DIRECTIVE: Of all the lines in this data, how many include "name"? Respond with the number only.

SUPPLIED RECORDS:
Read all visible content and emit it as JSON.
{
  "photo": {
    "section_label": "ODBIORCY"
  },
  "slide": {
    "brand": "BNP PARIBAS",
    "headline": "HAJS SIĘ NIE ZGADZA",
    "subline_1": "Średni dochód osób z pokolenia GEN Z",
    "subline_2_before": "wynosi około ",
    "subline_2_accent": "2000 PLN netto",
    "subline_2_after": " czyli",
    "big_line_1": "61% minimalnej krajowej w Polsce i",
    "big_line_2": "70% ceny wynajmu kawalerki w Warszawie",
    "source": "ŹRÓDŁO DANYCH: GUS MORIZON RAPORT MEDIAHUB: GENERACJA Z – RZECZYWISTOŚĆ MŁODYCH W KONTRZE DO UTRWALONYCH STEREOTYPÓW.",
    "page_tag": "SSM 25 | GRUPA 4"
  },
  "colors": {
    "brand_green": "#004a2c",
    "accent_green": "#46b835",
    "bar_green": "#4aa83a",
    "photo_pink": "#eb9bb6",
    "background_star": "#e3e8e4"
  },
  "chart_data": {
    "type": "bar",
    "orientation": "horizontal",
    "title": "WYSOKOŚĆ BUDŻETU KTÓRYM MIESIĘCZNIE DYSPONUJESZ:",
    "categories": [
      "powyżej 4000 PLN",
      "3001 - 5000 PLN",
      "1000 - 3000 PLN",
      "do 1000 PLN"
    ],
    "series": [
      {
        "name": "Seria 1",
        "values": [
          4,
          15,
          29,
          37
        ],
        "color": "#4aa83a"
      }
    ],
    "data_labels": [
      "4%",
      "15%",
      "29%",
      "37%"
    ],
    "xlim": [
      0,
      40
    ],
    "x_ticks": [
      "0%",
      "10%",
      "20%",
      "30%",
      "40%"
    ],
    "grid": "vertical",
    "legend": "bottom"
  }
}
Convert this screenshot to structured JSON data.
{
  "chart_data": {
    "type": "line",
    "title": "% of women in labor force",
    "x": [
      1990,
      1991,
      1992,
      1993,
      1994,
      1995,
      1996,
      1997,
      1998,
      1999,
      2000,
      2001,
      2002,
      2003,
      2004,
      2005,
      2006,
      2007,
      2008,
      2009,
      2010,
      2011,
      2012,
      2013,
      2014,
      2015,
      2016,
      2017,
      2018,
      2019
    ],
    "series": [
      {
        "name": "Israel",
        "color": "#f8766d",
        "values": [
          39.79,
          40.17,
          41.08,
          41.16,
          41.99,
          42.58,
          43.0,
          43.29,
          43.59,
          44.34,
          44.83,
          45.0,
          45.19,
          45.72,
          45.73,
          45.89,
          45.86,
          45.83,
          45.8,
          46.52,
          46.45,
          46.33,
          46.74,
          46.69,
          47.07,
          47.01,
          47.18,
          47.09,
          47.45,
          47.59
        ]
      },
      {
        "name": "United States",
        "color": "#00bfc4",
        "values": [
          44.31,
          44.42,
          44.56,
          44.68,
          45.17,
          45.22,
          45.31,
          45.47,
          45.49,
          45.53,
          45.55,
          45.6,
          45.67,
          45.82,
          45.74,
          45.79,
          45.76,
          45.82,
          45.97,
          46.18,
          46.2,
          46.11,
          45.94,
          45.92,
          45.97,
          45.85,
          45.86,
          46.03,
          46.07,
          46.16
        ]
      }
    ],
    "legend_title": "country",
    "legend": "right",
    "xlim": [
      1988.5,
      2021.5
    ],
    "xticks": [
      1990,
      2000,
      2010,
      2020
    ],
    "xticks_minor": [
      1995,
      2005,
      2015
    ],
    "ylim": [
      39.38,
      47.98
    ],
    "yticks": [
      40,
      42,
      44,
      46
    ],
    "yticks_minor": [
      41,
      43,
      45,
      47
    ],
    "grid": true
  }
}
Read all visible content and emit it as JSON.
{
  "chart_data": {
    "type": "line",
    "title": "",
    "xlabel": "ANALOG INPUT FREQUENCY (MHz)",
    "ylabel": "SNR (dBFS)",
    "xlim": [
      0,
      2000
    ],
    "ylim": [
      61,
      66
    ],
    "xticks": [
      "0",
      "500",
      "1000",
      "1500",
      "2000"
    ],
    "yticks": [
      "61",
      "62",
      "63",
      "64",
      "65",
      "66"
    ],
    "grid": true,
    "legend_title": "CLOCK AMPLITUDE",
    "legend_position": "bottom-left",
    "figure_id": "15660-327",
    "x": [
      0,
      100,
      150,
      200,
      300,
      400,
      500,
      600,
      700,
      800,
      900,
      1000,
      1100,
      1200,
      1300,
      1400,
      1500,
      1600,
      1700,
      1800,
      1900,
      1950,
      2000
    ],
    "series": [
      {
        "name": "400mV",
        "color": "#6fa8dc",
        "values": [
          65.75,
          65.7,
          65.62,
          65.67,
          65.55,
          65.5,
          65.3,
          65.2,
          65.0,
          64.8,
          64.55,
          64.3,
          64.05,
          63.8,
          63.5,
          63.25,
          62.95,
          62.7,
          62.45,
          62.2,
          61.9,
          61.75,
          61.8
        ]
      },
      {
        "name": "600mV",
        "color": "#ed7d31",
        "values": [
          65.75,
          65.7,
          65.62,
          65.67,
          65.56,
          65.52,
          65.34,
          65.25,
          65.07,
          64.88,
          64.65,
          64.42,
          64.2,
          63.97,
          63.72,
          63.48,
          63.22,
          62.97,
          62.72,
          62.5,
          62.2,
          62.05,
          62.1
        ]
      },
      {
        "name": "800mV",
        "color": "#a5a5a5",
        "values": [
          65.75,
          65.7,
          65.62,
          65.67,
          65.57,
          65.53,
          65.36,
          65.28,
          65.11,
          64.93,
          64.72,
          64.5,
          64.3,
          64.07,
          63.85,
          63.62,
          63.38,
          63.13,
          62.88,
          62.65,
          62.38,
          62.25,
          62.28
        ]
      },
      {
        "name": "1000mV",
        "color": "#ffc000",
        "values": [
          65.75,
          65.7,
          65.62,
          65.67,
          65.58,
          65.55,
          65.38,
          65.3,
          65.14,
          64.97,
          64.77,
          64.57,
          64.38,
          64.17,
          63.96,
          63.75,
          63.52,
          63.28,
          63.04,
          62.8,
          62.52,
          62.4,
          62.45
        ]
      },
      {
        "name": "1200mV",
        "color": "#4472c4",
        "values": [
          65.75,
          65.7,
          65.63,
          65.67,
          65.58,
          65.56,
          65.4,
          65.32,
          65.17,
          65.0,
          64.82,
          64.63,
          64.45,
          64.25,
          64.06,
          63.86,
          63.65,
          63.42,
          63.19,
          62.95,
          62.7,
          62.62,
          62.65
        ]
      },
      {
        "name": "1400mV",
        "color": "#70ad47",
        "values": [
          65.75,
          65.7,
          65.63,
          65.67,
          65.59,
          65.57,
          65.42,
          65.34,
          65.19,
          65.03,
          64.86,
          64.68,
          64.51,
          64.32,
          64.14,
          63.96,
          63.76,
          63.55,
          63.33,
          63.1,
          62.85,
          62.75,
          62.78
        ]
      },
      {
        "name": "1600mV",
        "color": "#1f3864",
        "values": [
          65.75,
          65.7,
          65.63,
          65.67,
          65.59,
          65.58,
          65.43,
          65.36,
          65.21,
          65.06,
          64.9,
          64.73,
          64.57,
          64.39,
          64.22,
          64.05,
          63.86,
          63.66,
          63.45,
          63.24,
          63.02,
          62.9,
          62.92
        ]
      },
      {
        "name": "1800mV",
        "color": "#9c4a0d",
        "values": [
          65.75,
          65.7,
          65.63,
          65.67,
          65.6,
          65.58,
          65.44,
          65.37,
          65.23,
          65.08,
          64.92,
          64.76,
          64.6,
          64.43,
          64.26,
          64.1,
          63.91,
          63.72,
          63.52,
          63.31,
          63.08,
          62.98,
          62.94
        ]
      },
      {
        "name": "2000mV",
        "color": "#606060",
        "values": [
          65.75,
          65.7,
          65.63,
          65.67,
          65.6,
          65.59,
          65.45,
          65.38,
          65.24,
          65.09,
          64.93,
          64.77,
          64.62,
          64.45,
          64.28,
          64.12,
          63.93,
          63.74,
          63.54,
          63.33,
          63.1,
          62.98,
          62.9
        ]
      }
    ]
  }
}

ANSWER TO THE EXERCISE: 12